━━ Exercise inputs ━━

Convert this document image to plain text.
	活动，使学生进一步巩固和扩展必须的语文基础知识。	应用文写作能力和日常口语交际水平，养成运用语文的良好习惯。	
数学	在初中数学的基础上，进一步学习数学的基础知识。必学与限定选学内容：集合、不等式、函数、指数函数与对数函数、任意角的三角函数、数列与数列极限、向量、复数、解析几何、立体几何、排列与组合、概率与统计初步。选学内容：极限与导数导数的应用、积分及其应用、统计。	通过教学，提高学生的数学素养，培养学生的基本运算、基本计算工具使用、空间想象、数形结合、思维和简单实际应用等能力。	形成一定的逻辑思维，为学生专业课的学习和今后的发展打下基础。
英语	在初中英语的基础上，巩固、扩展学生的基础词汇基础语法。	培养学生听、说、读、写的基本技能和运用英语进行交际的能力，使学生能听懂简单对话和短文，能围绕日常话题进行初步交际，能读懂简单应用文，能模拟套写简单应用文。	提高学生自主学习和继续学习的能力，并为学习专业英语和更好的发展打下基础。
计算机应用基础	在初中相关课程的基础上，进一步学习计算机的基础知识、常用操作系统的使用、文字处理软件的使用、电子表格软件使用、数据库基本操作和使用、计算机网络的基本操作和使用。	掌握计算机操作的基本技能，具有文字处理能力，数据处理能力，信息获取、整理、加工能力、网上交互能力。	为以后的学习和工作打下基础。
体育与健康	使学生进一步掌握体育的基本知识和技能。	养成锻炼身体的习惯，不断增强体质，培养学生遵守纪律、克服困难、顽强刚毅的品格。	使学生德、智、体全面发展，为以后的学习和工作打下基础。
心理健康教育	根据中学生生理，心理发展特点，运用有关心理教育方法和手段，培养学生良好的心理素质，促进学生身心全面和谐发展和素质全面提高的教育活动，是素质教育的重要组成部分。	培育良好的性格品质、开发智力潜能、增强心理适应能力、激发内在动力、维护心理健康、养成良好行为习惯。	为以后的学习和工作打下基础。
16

━━━

● **Exercise description**
Please set down all the data word for word.

● **Exercise result**
Convert this document image to plain text.
	活动，使学生进一步巩固和扩展必须的语文基础知识。	应用文写作能力和日常口语交际水平，养成运用语文的良好习惯。	
数学	在初中数学的基础上，进一步学习数学的基础知识。必学与限定选学内容：集合、不等式、函数、指数函数与对数函数、任意角的三角函数、数列与数列极限、向量、复数、解析几何、立体几何、排列与组合、概率与统计初步。选学内容：极限与导数导数的应用、积分及其应用、统计。	通过教学，提高学生的数学素养，培养学生的基本运算、基本计算工具使用、空间想象、数形结合、思维和简单实际应用等能力。	形成一定的逻辑思维，为学生专业课的学习和今后的发展打下基础。
英语	在初中英语的基础上，巩固、扩展学生的基础词汇基础语法。	培养学生听、说、读、写的基本技能和运用英语进行交际的能力，使学生能听懂简单对话和短文，能围绕日常话题进行初步交际，能读懂简单应用文，能模拟套写简单应用文。	提高学生自主学习和继续学习的能力，并为学习专业英语和更好的发展打下基础。
计算机应用基础	在初中相关课程的基础上，进一步学习计算机的基础知识、常用操作系统的使用、文字处理软件的使用、电子表格软件使用、数据库基本操作和使用、计算机网络的基本操作和使用。	掌握计算机操作的基本技能，具有文字处理能力，数据处理能力，信息获取、整理、加工能力、网上交互能力。	为以后的学习和工作打下基础。
体育与健康	使学生进一步掌握体育的基本知识和技能。	养成锻炼身体的习惯，不断增强体质，培养学生遵守纪律、克服困难、顽强刚毅的品格。	使学生德、智、体全面发展，为以后的学习和工作打下基础。
心理健康教育	根据中学生生理，心理发展特点，运用有关心理教育方法和手段，培养学生良好的心理素质，促进学生身心全面和谐发展和素质全面提高的教育活动，是素质教育的重要组成部分。	培育良好的性格品质、开发智力潜能、增强心理适应能力、激发内在动力、维护心理健康、养成良好行为习惯。	为以后的学习和工作打下基础。
16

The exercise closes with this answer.